### What to work on
Go through the records and show each line where the word "adjust" occurs.
________________________
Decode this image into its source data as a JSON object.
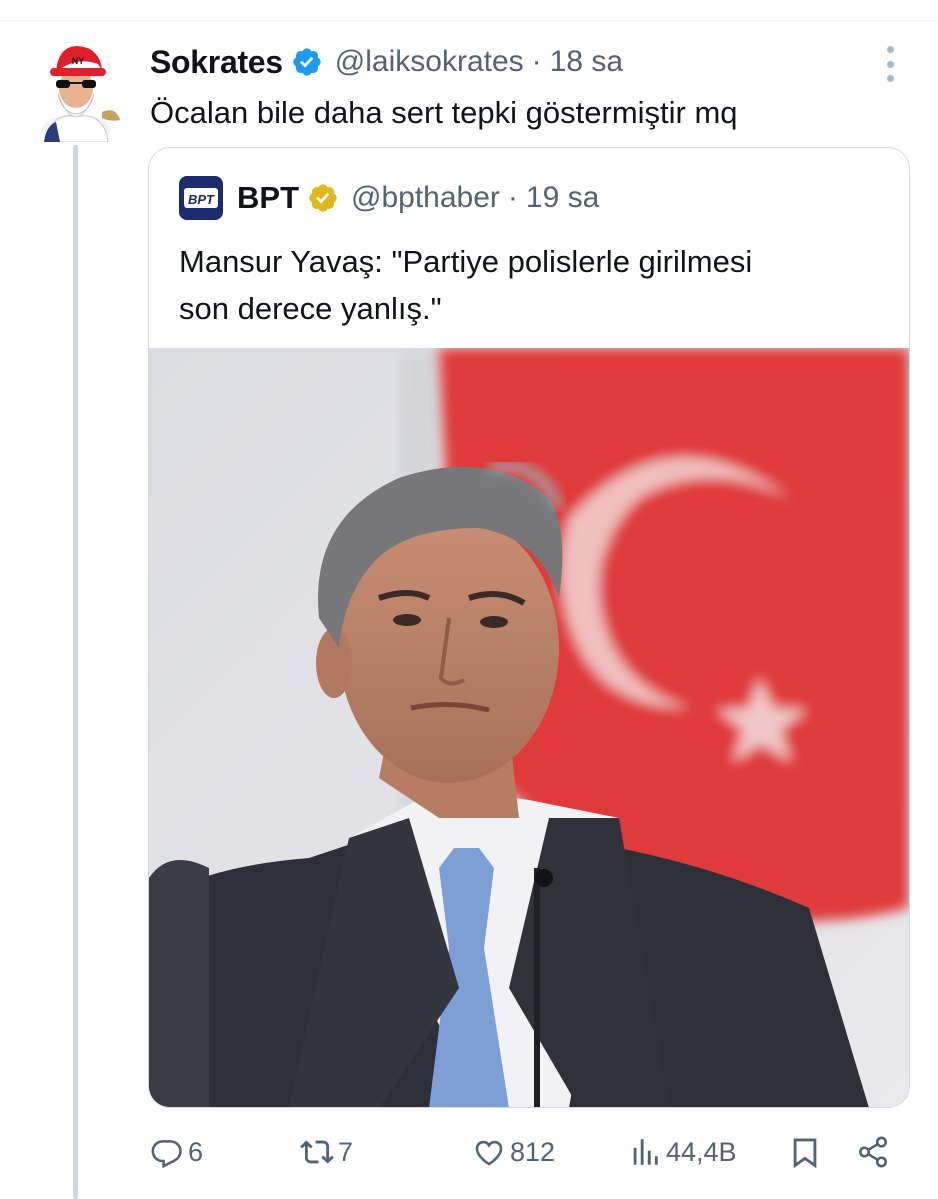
{
  "tweet": {
    "author": {
      "name": "Sokrates",
      "handle": "@laiksokrates",
      "verified": "blue",
      "avatar_icon": "avatar-cartoon-bearded-man"
    },
    "separator": "·",
    "time": "18 sa",
    "text": "Öcalan bile daha sert tepki göstermiştir mq"
  },
  "quote": {
    "author": {
      "name": "BPT",
      "handle": "@bpthaber",
      "verified": "gold",
      "avatar_icon": "bpt-logo-icon",
      "avatar_text": "BPT"
    },
    "separator": "·",
    "time": "19 sa",
    "text_lines": [
      "Mansur Yavaş: \"Partiye polislerle girilmesi",
      "son derece yanlış.\""
    ],
    "media_icon": "photo-man-in-suit-turkish-flag"
  },
  "actions": {
    "reply_count": "6",
    "retweet_count": "7",
    "like_count": "812",
    "view_count": "44,4B"
  },
  "colors": {
    "text": "#0f1419",
    "secondary": "#536471",
    "border": "#cfd9de",
    "verified_blue": "#1d9bf0",
    "verified_gold": "#e2b719",
    "flag_red": "#e30a17"
  }
}
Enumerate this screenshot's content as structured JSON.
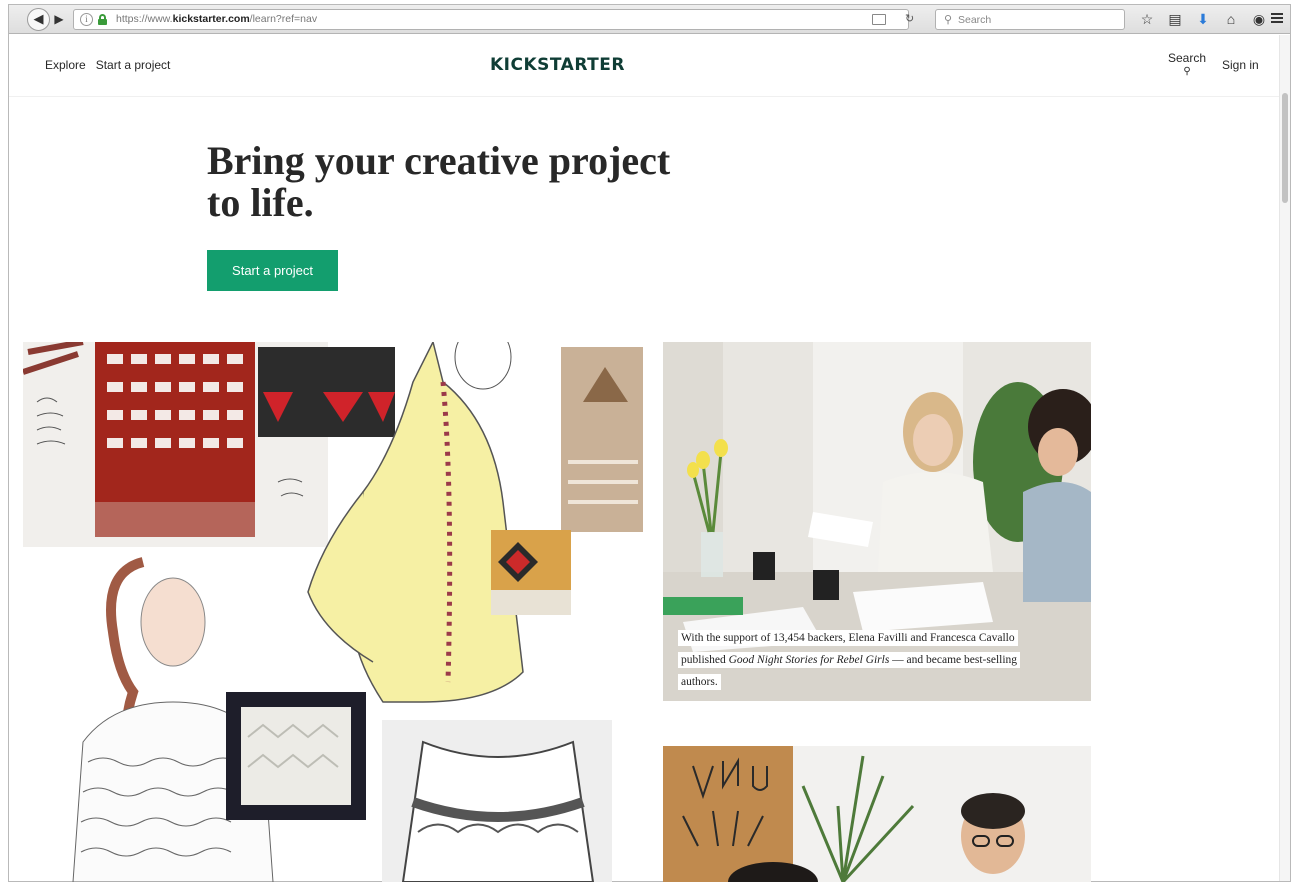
{
  "browser": {
    "url_prefix": "https://www.",
    "url_domain": "kickstarter.com",
    "url_path": "/learn?ref=nav",
    "search_placeholder": "Search"
  },
  "header": {
    "nav": [
      "Explore",
      "Start a project"
    ],
    "logo": "KICKSTARTER",
    "search_label": "Search",
    "signin_label": "Sign in"
  },
  "hero": {
    "title_line1": "Bring your creative project",
    "title_line2": "to life.",
    "cta_label": "Start a project"
  },
  "caption": {
    "line1": "With the support of 13,454 backers, Elena Favilli and Francesca Cavallo",
    "line2_pre": "published ",
    "line2_em": "Good Night Stories for Rebel Girls",
    "line2_post": " — and became best-selling",
    "line3": "authors."
  },
  "colors": {
    "brand": "#0f3d35",
    "cta": "#139e6e"
  }
}
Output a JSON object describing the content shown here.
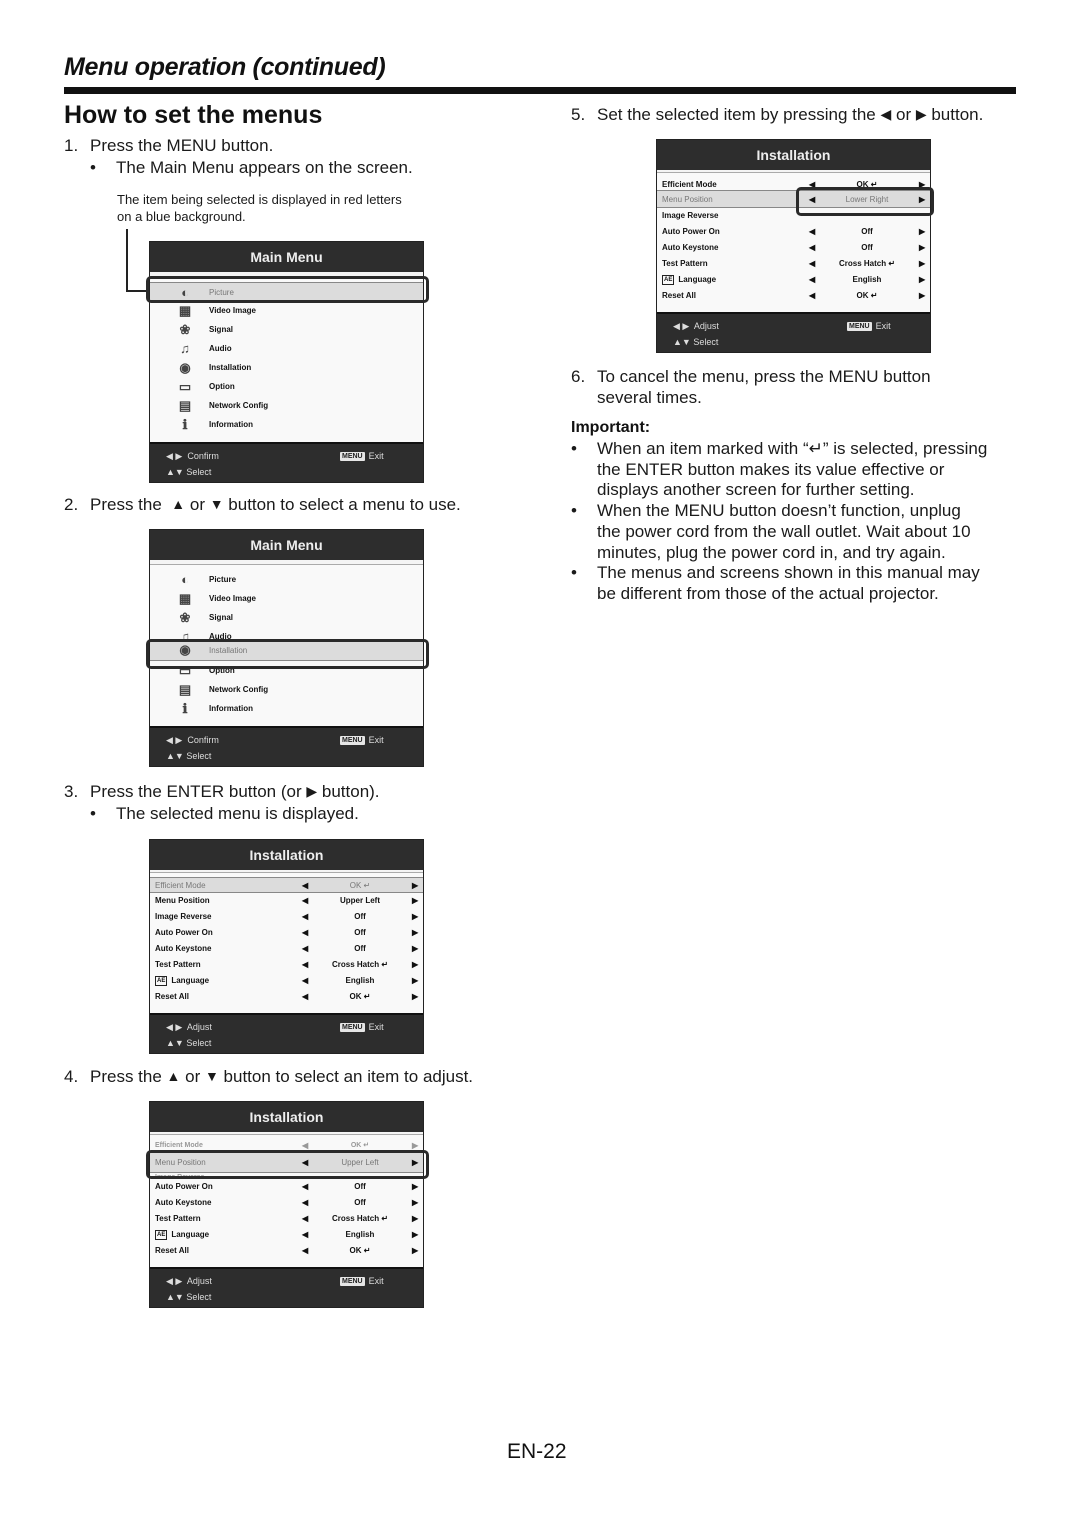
{
  "section_title": "Menu operation (continued)",
  "page_heading": "How to set the menus",
  "steps": {
    "s1": {
      "num": "1.",
      "text": "Press the MENU button.",
      "bullet": "The Main Menu appears on the screen.",
      "note_line1": "The item being selected is displayed in red letters",
      "note_line2": "on a blue background."
    },
    "s2": {
      "num": "2.",
      "pre": "Press the ",
      "up": "▲",
      "mid": " or ",
      "down": "▼",
      "post": " button to select a menu to use."
    },
    "s3": {
      "num": "3.",
      "pre": "Press the ENTER button (or ",
      "right": "▶",
      "post": " button).",
      "bullet": "The selected menu is displayed."
    },
    "s4": {
      "num": "4.",
      "pre": "Press the ",
      "up": "▲",
      "mid": " or ",
      "down": "▼",
      "post": " button to select an item to adjust."
    },
    "s5": {
      "num": "5.",
      "pre": "Set the selected item by pressing the ",
      "left": "◀",
      "mid": " or ",
      "right": "▶",
      "post": " button."
    },
    "s6": {
      "num": "6.",
      "line1": "To cancel the menu, press the MENU button",
      "line2": "several times."
    }
  },
  "bullet_char": "•",
  "important": {
    "title": "Important:",
    "items": [
      {
        "lines": [
          "When an item marked with “↵” is selected, pressing",
          "the ENTER button makes its value effective or",
          "displays another screen for further setting."
        ]
      },
      {
        "lines": [
          "When the MENU button doesn’t function, unplug",
          "the power cord from the wall outlet. Wait about 10",
          "minutes, plug the power cord in, and try again."
        ]
      },
      {
        "lines": [
          "The menus and screens shown in this manual may",
          "be different from those of the actual projector."
        ]
      }
    ]
  },
  "main_menu": {
    "title": "Main Menu",
    "items": [
      {
        "label": "Picture",
        "icon": "◐"
      },
      {
        "label": "Video Image",
        "icon": "▦"
      },
      {
        "label": "Signal",
        "icon": "❀"
      },
      {
        "label": "Audio",
        "icon": "♫"
      },
      {
        "label": "Installation",
        "icon": "◉"
      },
      {
        "label": "Option",
        "icon": "▭"
      },
      {
        "label": "Network Config",
        "icon": "▤"
      },
      {
        "label": "Information",
        "icon": "ℹ"
      }
    ],
    "footer": {
      "nav_arrows": "◀ ▶",
      "confirm": "Confirm",
      "select_arrows": "▲▼",
      "select": "Select",
      "menu_key": "MENU",
      "exit": "Exit"
    }
  },
  "installation_menu": {
    "title": "Installation",
    "left_arrow": "◀",
    "right_arrow": "▶",
    "lang_icon": "AE",
    "items": [
      {
        "label": "Efficient Mode",
        "value": "OK ↵"
      },
      {
        "label": "Menu Position",
        "value": "Upper Left"
      },
      {
        "label": "Image Reverse",
        "value": "Off"
      },
      {
        "label": "Auto Power On",
        "value": "Off"
      },
      {
        "label": "Auto Keystone",
        "value": "Off"
      },
      {
        "label": "Test Pattern",
        "value": "Cross Hatch ↵"
      },
      {
        "label": "Language",
        "value": "English"
      },
      {
        "label": "Reset All",
        "value": "OK ↵"
      }
    ],
    "menu_position_changed_value": "Lower Right",
    "footer": {
      "nav_arrows": "◀ ▶",
      "adjust": "Adjust",
      "select_arrows": "▲▼",
      "select": "Select",
      "menu_key": "MENU",
      "exit": "Exit"
    }
  },
  "page_number": "EN-22"
}
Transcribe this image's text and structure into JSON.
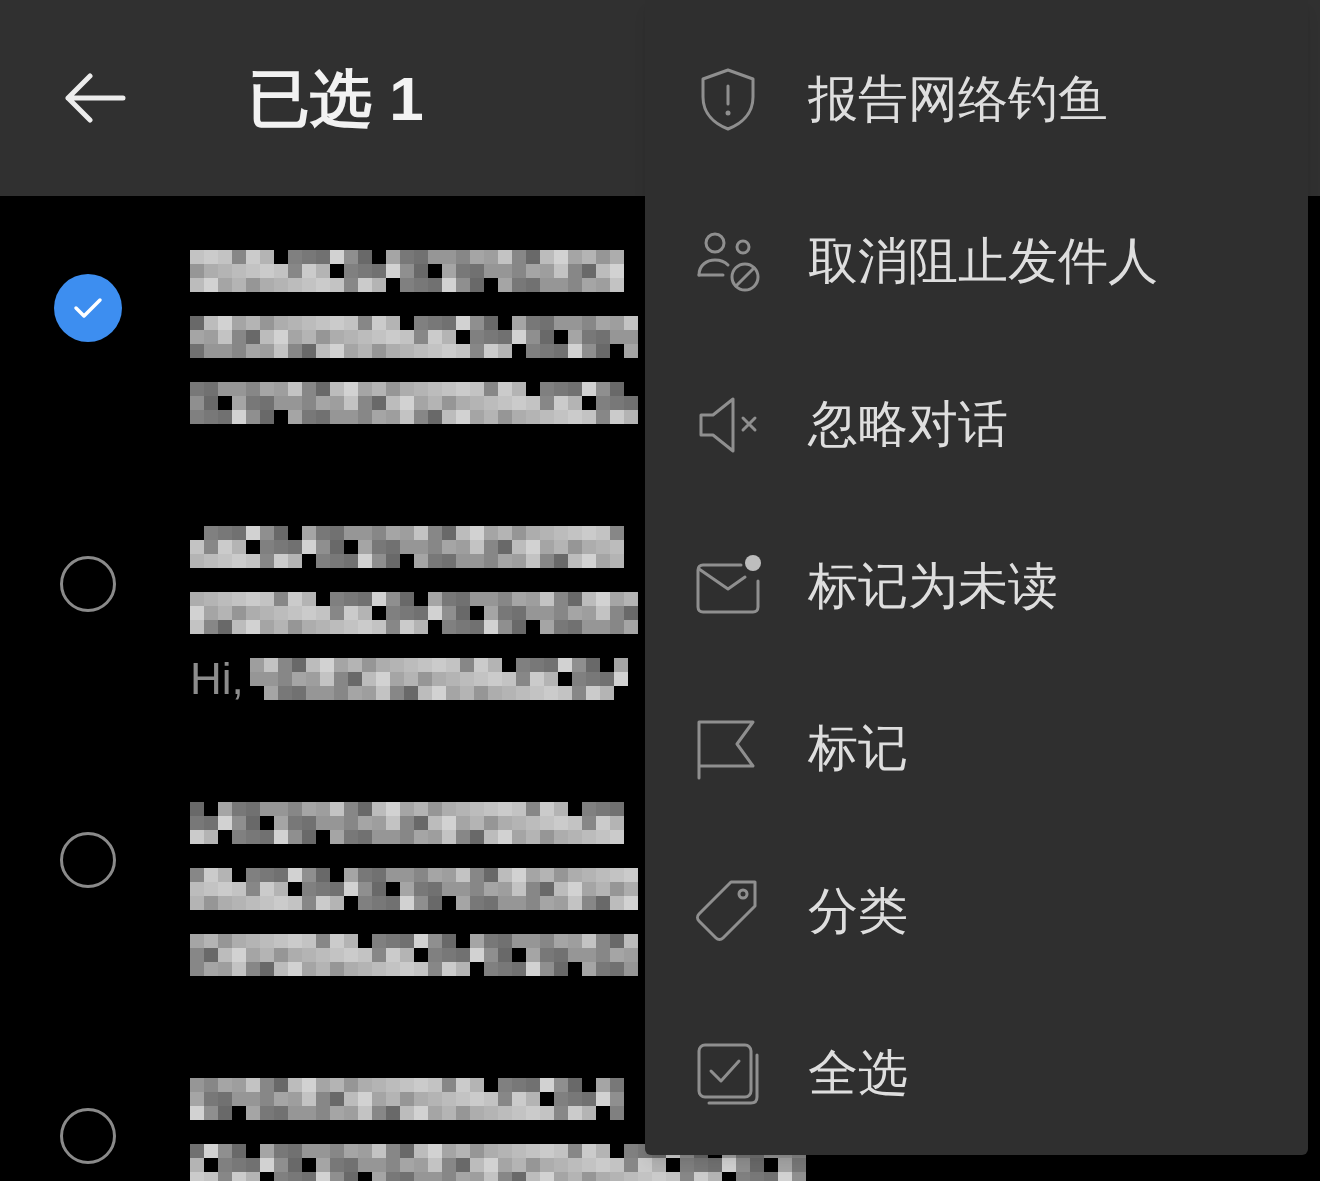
{
  "header": {
    "title": "已选 1"
  },
  "messages": [
    {
      "selected": true
    },
    {
      "selected": false,
      "preview_start": "Hi,"
    },
    {
      "selected": false
    },
    {
      "selected": false
    }
  ],
  "menu": [
    {
      "kind": "shield",
      "label": "报告网络钓鱼"
    },
    {
      "kind": "unblock",
      "label": "取消阻止发件人"
    },
    {
      "kind": "mute",
      "label": "忽略对话"
    },
    {
      "kind": "unread",
      "label": "标记为未读"
    },
    {
      "kind": "flag",
      "label": "标记"
    },
    {
      "kind": "tag",
      "label": "分类"
    },
    {
      "kind": "selectall",
      "label": "全选"
    }
  ]
}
________________________
### Worked answer
      "post": " button to select an item to adjust."
      "adjust": "Adjust",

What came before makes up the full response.